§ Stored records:
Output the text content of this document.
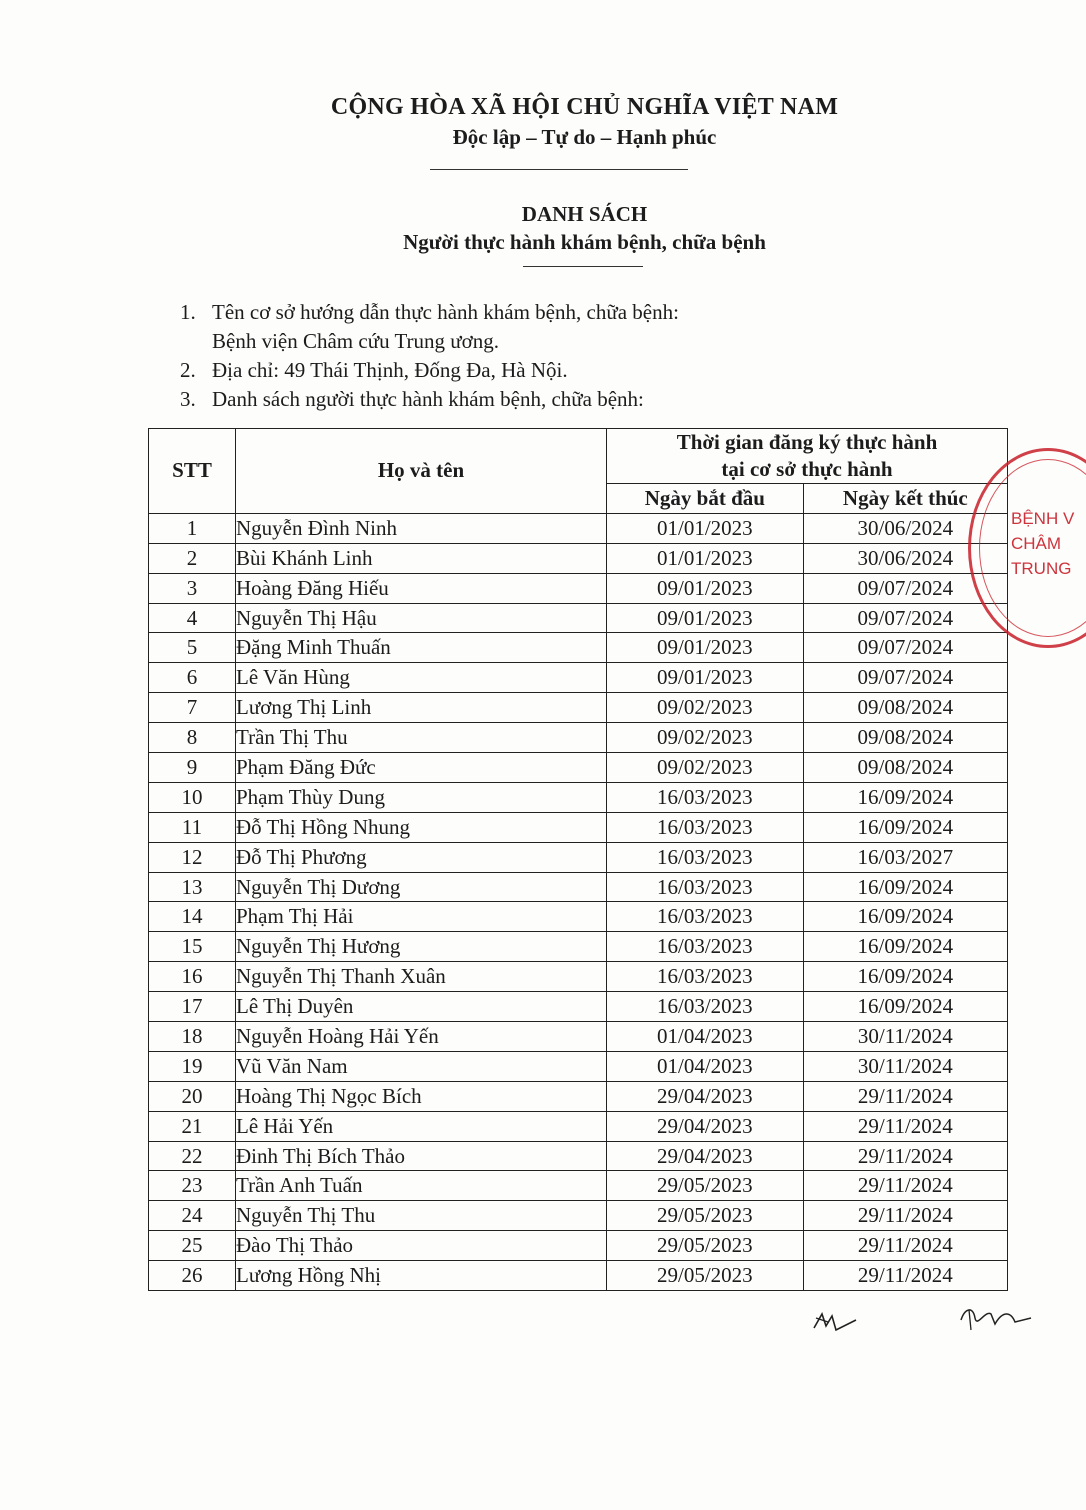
CỘNG HÒA XÃ HỘI CHỦ NGHĨA VIỆT NAM
Độc lập – Tự do – Hạnh phúc
DANH SÁCH
Người thực hành khám bệnh, chữa bệnh
1. Tên cơ sở hướng dẫn thực hành khám bệnh, chữa bệnh:
Bệnh viện Châm cứu Trung ương.
2. Địa chỉ: 49 Thái Thịnh, Đống Đa, Hà Nội.
3. Danh sách người thực hành khám bệnh, chữa bệnh:
STT	Họ và tên	Thời gian đăng ký thực hành
tại cơ sở thực hành	

		Ngày bắt đầu	Ngày kết thúc
1	Nguyễn Đình Ninh	01/01/2023	30/06/2024
2	Bùi Khánh Linh	01/01/2023	30/06/2024
3	Hoàng Đăng Hiếu	09/01/2023	09/07/2024
4	Nguyễn Thị Hậu	09/01/2023	09/07/2024
5	Đặng Minh Thuấn	09/01/2023	09/07/2024
6	Lê Văn Hùng	09/01/2023	09/07/2024
7	Lương Thị Linh	09/02/2023	09/08/2024
8	Trần Thị Thu	09/02/2023	09/08/2024
9	Phạm Đăng Đức	09/02/2023	09/08/2024
10	Phạm Thùy Dung	16/03/2023	16/09/2024
11	Đỗ Thị Hồng Nhung	16/03/2023	16/09/2024
12	Đỗ Thị Phương	16/03/2023	16/03/2027
13	Nguyễn Thị Dương	16/03/2023	16/09/2024
14	Phạm Thị Hải	16/03/2023	16/09/2024
15	Nguyễn Thị Hương	16/03/2023	16/09/2024
16	Nguyễn Thị Thanh Xuân	16/03/2023	16/09/2024
17	Lê Thị Duyên	16/03/2023	16/09/2024
18	Nguyễn Hoàng Hải Yến	01/04/2023	30/11/2024
19	Vũ Văn Nam	01/04/2023	30/11/2024
20	Hoàng Thị Ngọc Bích	29/04/2023	29/11/2024
21	Lê Hải Yến	29/04/2023	29/11/2024
22	Đinh Thị Bích Thảo	29/04/2023	29/11/2024
23	Trần Anh Tuấn	29/05/2023	29/11/2024
24	Nguyễn Thị Thu	29/05/2023	29/11/2024
25	Đào Thị Thảo	29/05/2023	29/11/2024
26	Lương Hồng Nhị	29/05/2023	29/11/2024
BỆNH V
CHÂM
TRUNG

§ STATED EXERCISE:
Pull every line containing "hành" from the material above.

§ SOLUTION FOR THIS PROBLEM:
Người thực hành khám bệnh, chữa bệnh
1. Tên cơ sở hướng dẫn thực hành khám bệnh, chữa bệnh:
3. Danh sách người thực hành khám bệnh, chữa bệnh:
STT	Họ và tên	Thời gian đăng ký thực hành
tại cơ sở thực hành	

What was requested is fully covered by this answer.